_WHAT NEEDS TO BE DONE_:
Identify all lines in the data containing the string "text". Copy them out.

Figure content listings:
____________________

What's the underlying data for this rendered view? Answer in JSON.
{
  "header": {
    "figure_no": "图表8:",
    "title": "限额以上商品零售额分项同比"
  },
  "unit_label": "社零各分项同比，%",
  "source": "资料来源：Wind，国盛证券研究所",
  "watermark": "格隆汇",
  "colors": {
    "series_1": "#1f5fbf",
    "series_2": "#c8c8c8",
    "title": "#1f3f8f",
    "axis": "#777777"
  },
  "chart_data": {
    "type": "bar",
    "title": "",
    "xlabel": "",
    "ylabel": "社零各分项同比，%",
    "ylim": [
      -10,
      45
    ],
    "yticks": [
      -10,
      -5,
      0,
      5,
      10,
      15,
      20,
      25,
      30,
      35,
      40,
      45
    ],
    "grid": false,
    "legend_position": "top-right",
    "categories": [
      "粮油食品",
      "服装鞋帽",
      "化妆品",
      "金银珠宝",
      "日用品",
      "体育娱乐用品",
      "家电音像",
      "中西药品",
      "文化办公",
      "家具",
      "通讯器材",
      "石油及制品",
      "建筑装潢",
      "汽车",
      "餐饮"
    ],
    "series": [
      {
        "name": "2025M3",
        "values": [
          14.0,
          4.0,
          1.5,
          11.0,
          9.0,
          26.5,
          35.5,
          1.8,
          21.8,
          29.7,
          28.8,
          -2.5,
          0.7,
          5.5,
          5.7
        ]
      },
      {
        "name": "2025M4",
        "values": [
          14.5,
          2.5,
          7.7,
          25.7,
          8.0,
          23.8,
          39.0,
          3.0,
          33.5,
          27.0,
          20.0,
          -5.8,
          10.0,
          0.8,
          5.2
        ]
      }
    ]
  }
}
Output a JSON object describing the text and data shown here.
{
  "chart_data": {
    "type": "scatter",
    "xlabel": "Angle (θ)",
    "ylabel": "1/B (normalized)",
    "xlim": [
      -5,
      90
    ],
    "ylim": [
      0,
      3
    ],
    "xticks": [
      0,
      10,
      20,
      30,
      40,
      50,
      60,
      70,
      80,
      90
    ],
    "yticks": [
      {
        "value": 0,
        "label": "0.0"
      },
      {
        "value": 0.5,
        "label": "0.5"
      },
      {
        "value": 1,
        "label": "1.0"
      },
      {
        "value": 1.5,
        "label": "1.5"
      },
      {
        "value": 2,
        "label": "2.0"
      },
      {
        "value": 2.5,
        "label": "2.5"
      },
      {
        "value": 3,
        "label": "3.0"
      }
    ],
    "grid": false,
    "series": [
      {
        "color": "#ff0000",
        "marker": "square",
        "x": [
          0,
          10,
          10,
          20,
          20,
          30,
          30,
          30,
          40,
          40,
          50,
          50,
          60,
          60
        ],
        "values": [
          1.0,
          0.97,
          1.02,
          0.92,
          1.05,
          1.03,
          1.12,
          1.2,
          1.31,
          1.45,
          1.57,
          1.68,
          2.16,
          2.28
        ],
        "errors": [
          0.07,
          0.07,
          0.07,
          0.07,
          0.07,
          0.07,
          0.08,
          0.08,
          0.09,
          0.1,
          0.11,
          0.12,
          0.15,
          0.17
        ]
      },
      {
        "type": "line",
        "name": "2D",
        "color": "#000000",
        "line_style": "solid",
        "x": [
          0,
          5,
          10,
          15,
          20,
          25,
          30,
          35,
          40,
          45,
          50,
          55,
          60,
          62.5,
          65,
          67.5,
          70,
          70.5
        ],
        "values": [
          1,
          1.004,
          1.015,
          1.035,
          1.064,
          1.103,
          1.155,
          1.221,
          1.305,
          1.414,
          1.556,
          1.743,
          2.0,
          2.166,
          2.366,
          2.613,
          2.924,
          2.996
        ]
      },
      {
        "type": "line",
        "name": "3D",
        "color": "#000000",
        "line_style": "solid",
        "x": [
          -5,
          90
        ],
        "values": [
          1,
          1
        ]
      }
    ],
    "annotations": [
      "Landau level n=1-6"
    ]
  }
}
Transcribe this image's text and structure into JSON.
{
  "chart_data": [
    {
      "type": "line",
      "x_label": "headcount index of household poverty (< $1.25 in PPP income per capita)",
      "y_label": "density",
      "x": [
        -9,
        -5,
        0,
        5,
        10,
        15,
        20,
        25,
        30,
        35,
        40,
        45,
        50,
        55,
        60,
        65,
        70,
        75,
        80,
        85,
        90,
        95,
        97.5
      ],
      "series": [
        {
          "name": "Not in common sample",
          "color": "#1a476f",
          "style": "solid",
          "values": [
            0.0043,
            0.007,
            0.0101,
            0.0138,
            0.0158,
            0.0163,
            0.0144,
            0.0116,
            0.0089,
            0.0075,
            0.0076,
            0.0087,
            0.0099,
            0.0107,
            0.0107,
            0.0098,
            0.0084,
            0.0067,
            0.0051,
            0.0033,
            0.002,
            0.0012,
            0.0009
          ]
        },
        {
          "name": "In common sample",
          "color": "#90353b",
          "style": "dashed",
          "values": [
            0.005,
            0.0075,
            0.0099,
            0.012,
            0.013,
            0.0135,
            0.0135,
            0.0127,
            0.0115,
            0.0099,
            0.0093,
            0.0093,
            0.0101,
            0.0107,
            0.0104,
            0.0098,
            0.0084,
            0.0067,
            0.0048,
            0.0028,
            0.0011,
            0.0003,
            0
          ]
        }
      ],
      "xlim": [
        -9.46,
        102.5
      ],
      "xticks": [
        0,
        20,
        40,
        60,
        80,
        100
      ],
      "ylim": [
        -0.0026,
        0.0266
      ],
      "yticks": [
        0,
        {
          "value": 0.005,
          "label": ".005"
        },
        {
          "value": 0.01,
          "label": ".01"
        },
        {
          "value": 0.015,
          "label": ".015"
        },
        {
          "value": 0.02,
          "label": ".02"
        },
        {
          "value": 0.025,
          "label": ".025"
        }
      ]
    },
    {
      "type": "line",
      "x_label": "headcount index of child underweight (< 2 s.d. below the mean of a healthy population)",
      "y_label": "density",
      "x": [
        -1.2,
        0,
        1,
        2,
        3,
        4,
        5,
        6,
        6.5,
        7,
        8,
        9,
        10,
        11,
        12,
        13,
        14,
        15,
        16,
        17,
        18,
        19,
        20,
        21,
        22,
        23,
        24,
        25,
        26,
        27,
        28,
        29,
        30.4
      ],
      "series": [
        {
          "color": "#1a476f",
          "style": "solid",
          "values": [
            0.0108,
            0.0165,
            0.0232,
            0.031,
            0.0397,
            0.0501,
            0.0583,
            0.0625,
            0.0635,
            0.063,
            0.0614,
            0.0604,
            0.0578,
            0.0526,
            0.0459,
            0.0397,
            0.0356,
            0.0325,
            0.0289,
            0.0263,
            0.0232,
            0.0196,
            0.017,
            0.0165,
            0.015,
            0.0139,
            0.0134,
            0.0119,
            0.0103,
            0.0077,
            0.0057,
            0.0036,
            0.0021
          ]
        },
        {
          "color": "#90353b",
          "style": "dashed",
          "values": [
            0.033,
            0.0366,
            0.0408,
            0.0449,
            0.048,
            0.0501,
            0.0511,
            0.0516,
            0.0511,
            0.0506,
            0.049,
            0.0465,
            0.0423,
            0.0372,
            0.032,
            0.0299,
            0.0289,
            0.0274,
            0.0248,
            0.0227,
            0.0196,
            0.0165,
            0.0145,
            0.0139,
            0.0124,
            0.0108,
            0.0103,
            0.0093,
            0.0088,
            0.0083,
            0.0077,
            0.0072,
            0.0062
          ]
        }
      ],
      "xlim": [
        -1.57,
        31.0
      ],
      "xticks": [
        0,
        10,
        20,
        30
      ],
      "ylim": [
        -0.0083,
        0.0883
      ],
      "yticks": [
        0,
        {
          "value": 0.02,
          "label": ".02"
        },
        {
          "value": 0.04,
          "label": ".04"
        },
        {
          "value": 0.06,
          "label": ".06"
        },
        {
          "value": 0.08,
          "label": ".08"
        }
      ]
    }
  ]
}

____________________

_ANSWER FOR THE TASK_:
Output a JSON object describing the text and data shown here.
Transcribe this image's text and structure into JSON.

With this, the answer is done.